* _Written exercise_
What is the number of lines in the data holding the word "płatności"? Give that number by itself.

(Collected data entries)
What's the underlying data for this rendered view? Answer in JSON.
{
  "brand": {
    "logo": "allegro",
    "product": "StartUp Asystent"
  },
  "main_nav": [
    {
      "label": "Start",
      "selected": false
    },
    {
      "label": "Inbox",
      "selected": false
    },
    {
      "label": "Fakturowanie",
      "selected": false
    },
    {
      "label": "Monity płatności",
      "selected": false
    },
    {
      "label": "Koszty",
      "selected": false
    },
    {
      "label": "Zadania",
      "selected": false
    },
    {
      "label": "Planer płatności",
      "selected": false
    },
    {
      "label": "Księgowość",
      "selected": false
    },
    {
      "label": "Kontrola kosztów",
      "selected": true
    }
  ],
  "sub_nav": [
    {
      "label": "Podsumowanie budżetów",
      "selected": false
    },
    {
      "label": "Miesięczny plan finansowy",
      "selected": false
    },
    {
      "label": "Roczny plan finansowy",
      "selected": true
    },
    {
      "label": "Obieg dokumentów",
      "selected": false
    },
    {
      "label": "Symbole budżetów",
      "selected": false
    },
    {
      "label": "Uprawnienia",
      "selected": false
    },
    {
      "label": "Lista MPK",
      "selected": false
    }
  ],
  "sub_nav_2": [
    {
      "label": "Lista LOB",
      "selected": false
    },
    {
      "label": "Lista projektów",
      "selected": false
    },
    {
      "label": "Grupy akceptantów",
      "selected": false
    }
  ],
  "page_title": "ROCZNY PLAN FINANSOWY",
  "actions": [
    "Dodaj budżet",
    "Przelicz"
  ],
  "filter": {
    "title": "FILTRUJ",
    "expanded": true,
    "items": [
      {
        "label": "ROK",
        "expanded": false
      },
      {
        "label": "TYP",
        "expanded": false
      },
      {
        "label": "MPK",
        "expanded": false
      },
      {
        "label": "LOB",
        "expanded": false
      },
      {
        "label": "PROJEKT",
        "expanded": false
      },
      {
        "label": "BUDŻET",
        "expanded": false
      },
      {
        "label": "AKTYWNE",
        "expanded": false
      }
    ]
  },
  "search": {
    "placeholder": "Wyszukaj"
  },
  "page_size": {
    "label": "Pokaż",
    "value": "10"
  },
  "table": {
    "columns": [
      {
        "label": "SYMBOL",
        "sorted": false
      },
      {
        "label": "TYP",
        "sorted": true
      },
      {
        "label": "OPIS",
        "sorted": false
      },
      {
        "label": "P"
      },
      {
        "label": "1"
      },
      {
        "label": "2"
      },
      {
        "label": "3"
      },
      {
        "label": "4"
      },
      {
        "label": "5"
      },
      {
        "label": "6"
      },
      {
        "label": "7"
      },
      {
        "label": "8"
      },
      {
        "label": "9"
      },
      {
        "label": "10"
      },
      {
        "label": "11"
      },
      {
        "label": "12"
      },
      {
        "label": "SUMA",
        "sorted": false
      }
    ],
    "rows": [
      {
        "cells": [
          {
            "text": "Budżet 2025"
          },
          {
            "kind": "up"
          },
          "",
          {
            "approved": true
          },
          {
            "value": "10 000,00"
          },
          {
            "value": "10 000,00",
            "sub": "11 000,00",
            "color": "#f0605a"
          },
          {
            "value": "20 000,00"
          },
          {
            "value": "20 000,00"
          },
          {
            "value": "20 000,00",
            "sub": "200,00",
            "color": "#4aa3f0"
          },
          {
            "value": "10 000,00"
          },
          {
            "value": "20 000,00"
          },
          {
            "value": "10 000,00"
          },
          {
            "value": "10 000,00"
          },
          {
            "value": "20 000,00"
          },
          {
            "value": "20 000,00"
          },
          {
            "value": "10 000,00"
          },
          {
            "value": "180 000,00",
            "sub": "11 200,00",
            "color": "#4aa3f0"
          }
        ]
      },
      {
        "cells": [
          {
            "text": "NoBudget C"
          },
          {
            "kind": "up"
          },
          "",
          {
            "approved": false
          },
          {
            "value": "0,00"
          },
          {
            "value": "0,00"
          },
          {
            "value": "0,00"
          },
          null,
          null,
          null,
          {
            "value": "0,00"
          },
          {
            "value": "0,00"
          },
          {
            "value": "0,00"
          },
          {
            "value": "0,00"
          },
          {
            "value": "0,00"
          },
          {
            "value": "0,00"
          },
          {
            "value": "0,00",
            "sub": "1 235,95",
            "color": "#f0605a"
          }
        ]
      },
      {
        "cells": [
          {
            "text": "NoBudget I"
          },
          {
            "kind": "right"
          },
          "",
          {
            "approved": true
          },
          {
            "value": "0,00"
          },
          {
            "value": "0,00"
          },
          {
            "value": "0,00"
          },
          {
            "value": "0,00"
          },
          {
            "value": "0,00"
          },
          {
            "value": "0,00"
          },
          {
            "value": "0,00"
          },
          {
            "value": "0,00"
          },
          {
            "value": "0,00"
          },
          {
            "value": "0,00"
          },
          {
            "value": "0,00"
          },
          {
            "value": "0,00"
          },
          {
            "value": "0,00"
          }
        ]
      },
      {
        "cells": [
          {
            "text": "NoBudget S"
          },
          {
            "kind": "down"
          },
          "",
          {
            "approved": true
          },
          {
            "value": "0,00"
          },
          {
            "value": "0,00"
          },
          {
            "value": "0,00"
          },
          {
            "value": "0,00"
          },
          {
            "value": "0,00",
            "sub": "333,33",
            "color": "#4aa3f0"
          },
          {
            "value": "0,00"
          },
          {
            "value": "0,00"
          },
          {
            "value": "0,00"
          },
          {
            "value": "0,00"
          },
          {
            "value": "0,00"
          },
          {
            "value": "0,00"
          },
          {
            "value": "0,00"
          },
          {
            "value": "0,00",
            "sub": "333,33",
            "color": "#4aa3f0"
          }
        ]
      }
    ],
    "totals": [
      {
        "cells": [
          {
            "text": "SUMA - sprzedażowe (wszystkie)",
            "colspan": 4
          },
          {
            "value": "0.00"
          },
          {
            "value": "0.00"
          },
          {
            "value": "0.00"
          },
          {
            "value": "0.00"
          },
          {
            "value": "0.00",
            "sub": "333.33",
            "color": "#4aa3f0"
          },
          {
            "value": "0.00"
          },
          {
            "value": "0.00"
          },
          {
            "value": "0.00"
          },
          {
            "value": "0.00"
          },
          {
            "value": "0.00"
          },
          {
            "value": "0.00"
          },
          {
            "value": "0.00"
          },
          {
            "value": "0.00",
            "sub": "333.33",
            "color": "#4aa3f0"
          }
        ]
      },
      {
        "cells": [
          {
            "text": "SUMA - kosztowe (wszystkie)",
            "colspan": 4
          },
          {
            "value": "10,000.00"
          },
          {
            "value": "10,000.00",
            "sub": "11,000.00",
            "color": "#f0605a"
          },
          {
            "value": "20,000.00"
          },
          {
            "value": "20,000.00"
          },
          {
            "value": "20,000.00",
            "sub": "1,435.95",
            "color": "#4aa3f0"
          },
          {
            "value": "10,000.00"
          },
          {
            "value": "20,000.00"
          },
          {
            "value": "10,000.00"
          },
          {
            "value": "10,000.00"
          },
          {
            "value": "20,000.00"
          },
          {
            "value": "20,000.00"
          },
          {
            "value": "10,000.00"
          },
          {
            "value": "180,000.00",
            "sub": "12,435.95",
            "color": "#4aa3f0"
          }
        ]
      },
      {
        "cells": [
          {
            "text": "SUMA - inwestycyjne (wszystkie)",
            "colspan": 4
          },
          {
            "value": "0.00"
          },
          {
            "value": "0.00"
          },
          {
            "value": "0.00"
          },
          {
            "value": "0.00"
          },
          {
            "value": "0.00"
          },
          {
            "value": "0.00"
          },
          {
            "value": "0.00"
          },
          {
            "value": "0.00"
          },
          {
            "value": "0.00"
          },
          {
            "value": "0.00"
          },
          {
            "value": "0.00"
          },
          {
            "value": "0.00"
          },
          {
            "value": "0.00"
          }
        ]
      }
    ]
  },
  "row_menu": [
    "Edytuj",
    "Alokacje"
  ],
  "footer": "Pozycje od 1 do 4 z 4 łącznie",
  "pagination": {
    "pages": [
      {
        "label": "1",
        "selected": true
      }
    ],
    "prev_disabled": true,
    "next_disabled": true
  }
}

---

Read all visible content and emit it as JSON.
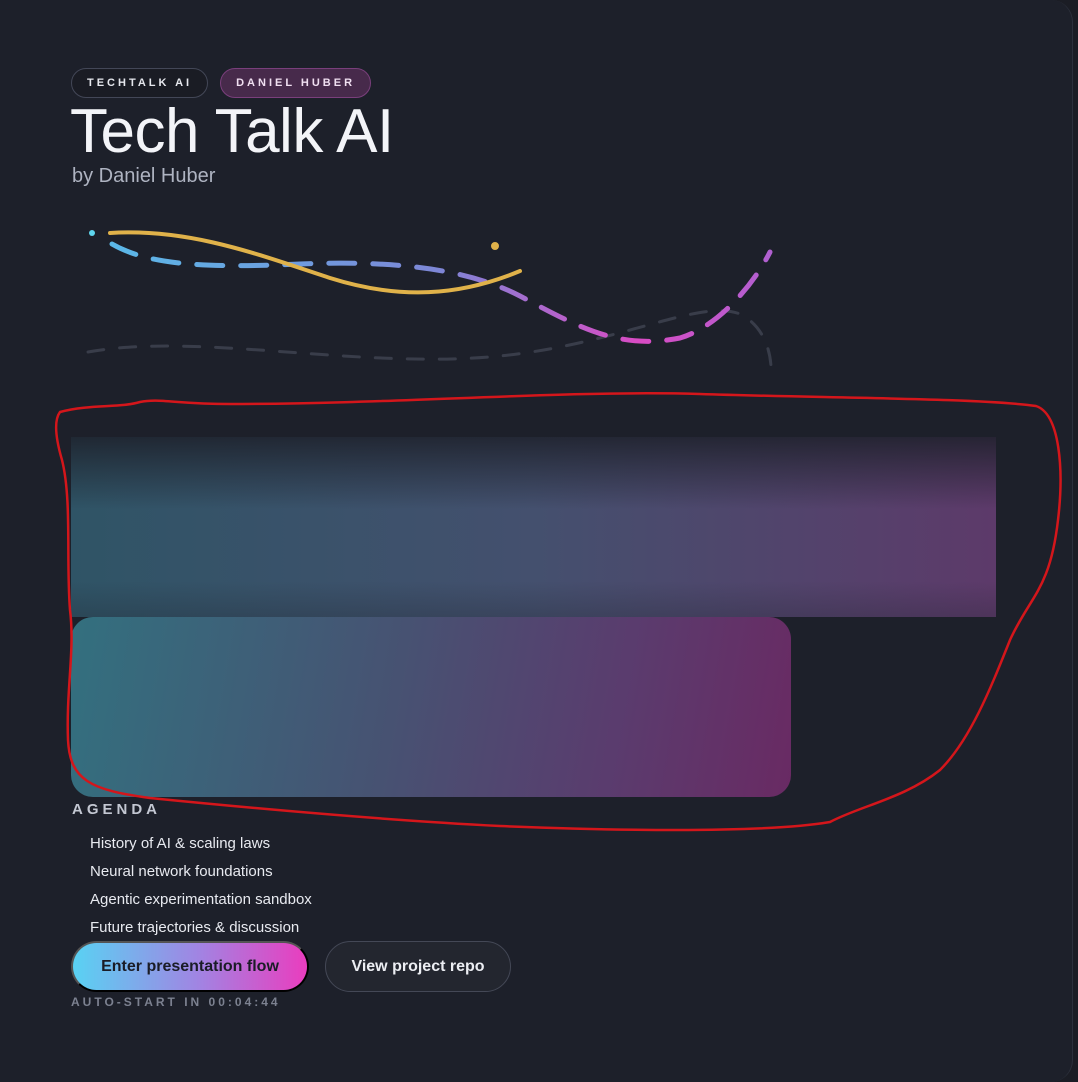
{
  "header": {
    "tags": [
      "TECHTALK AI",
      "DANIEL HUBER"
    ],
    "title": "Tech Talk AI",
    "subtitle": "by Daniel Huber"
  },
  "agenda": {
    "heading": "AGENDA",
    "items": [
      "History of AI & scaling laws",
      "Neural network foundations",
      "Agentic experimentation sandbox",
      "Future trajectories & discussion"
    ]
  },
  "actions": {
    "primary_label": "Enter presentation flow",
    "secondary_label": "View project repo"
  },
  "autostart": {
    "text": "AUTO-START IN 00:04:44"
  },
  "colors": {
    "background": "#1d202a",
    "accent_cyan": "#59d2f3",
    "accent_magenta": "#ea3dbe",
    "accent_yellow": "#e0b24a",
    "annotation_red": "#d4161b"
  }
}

* _Problem solution_
2